### Excerpt to read

━━━━━━━━━━

They are issues on which the world has spent some decades "sleep-walking," as prominent Australian nuclear expert and former Foreign minister Gareth Evans has called it. President Obama has taken advantage of America's turn in the rotating Security Council chair to try to reinvigorate the debate, following up on his calls for a world without nuclear weapons.
Presenter: Linda Mottram
Kevin Rudd, Australian Prime Minister; Gareth Evans, co-chair, International Commission on Nuclear Non-Proliferation and Disarmament; Rory Medcalf, director, International Security Program, Lowy Institute for International Policy
MOTTRAM: Twenty years after the Cold War, there are still 23,000 nuclear weapons in existence, over 2,000 of them on hair triggers. And in recent decades, the international system of non-proliferation and disarmament has faltered. The election in Australia of Labor Prime Minister Kevin Rudd nearly two years ago saw the beginnings of efforts to breathe new life into the system. Jointly with Japan, Australia established the International Commission on Nuclear Non-Proliferation and Disarmament. In his address to the UN General Assembly in New York, Kevin Rudd included the issue among the major challenges facing the world.
RUDD: The only path to safety is through the eventual elimination of nuclear weapons.

━━━━━━━━━━

### Extracted records
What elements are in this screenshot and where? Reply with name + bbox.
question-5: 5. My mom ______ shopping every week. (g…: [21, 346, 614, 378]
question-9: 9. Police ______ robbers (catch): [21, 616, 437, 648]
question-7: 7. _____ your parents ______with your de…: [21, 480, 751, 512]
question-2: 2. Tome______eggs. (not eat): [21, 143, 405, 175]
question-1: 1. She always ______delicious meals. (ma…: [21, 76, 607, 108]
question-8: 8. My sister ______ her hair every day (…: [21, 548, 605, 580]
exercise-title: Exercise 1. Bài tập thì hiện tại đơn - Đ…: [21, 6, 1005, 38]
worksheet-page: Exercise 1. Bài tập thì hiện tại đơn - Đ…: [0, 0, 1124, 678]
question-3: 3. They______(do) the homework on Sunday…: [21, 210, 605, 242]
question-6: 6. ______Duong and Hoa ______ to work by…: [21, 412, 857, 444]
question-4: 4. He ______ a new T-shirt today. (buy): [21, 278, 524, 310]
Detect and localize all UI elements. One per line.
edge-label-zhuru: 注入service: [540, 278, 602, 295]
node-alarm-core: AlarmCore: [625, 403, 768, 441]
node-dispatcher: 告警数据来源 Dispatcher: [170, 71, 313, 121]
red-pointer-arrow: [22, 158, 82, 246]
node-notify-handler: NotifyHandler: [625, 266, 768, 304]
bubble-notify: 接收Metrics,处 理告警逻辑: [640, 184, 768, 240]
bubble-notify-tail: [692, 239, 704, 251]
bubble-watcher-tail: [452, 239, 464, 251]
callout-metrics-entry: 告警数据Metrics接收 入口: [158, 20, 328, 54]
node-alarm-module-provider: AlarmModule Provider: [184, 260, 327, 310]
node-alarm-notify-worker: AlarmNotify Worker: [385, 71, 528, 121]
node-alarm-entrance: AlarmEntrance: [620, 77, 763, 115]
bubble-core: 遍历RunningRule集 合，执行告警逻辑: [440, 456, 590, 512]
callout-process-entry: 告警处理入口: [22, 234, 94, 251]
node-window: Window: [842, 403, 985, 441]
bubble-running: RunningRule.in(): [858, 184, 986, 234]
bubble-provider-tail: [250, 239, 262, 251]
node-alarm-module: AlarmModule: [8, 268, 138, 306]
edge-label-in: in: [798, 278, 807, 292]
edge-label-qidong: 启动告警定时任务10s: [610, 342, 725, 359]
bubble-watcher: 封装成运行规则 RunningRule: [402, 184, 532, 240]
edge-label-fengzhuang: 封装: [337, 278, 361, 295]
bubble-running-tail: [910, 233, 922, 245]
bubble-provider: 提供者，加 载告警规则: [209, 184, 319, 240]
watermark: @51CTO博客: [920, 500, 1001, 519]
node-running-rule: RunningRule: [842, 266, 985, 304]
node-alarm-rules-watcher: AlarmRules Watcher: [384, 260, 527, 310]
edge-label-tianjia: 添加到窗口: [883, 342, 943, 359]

━━━━━━━━━━

### Aim of the task
Please carry on with the text about nuclear disarmament, picking up right after its last line. You can set the items aside; they play no part here.

### Expected answer
MOTTRAM: Mr Rudd's appointee as joint head of the International Commission, former Australian Foreign minister Gareth Evans, put it even more strongly in a speech last week in Melbourne.
EVANS: What we are facing today is a global problem which, despite the evident complacency with which it has largely been greeted since the end of the Cold War, is equivalent in gravity to that of climate change; a problem which simply defies such complacency; and which must be tackled with much more conviction and effectiveness than we have managed so far.
MOTTRAM: It was the election of Barack Obama in the United States that gave the issue serious momentum though. His celebrated Prague speech last April called for a world without nuclear weapons. He then opened talks with fellow nuclear giant, Russia, with both sides working towards new cuts to their stockpiles. Early next year the Non-Proliferation Treaty is due for review and the US is reviewing its strategic nuclear posture, with prospects for a change from current ambiguity on when nuclear weapons would be used. There's movement on the Comprehensive Nuclear Test Ban Treaty and agreement to work towards banning the production of fissile material.
In all this, President Obama's ambition is immense. He's seeking to win the authority of the leaders of the Security Council across the widest range of nuclear issues, on the back of concessions in particular aimed at reassuring Russia and China, such as the recent announcement that he's abandoning missile defence. Among the goals, President Obama is calculating that he can win support in the struggle over Iran's controversial nuclear program.
There is acknowledgement though that process of reinvigorating nuclear disarmament carries risks.
Rory Medcalf, director of the International Security Program at the Lowy Institute for International Policy, travelled to North Asia earlier this year, against the backdrop of North Korea's newly energised missile activities, taking the temperature of the issue. He's now published a paper on the issues, following an earlier seminar in Sydney.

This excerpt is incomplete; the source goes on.